* WHAT IS EXPECTED
Each line that includes the word "acct" counts once; give the total and nothing more.

* EXTRACTED MATERIAL
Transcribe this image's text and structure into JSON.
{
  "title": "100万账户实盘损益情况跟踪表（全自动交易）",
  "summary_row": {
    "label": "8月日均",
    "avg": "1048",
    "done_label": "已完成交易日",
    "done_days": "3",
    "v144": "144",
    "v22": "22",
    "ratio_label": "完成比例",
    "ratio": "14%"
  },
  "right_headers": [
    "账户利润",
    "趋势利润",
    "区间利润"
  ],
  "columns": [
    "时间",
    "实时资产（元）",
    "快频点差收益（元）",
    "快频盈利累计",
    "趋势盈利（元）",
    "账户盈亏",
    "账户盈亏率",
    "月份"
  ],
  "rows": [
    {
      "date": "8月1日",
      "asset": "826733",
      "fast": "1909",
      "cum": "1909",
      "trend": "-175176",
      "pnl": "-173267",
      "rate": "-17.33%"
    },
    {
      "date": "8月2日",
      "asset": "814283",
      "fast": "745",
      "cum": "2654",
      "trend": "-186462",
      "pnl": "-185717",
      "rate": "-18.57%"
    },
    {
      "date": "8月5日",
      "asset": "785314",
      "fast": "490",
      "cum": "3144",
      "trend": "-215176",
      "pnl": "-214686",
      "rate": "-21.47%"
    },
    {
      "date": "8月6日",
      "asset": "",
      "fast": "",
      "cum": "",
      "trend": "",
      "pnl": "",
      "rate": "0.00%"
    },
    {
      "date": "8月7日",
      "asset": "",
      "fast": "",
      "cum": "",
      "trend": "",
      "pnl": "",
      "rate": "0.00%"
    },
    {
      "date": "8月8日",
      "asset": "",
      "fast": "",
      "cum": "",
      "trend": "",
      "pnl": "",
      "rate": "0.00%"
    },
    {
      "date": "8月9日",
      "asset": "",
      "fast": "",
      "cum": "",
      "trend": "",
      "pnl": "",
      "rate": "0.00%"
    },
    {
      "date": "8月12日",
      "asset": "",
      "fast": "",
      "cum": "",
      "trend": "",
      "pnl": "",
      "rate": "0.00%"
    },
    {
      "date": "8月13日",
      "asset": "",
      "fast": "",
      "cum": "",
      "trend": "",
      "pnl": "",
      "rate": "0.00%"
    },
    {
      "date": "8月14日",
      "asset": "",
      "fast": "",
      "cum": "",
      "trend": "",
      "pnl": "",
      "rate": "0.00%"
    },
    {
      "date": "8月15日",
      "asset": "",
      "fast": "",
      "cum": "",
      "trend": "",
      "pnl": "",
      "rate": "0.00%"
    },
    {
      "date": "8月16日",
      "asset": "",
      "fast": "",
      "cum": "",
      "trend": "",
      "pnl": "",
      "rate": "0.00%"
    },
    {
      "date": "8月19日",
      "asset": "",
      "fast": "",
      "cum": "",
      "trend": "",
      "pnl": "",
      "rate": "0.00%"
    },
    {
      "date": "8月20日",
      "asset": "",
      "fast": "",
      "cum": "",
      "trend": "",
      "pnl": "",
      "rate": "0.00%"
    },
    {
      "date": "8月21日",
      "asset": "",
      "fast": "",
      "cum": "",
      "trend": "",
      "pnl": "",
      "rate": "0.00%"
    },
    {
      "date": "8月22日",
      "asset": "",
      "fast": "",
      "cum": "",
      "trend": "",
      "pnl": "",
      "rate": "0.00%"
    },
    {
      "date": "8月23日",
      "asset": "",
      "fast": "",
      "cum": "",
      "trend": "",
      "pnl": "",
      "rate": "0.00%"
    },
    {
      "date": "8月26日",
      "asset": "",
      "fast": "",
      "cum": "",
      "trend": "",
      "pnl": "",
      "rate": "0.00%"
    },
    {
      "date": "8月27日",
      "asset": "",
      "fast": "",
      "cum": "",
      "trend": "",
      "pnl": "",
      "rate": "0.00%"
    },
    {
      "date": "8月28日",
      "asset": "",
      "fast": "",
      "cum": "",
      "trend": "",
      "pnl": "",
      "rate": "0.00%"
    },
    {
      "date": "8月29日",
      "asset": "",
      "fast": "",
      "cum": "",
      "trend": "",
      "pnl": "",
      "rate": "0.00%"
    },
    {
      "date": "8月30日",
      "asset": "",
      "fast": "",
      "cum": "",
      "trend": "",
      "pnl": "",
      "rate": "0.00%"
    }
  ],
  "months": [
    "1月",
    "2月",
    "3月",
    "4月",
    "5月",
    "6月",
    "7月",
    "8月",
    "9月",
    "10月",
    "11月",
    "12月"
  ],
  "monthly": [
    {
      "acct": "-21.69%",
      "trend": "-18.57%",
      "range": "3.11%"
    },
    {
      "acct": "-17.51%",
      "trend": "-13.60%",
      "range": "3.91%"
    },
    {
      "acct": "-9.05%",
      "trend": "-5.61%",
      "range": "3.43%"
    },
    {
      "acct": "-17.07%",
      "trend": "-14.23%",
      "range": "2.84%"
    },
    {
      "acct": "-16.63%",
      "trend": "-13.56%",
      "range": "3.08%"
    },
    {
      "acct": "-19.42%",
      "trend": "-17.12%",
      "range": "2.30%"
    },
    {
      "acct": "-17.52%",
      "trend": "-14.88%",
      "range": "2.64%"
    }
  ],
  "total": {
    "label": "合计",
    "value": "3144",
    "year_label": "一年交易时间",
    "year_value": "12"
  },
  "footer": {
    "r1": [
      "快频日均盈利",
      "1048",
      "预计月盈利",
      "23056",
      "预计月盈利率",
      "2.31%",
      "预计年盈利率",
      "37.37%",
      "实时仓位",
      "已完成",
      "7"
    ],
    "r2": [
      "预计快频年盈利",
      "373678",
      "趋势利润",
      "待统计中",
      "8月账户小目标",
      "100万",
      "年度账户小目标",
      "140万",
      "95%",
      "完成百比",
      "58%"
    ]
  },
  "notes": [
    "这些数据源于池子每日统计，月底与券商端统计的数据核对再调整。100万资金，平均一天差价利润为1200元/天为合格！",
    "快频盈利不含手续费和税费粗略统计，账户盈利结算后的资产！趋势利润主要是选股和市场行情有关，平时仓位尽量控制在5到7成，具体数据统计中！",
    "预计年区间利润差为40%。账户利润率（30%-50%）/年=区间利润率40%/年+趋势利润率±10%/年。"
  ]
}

* RESPONSE TO THE EXERCISE
7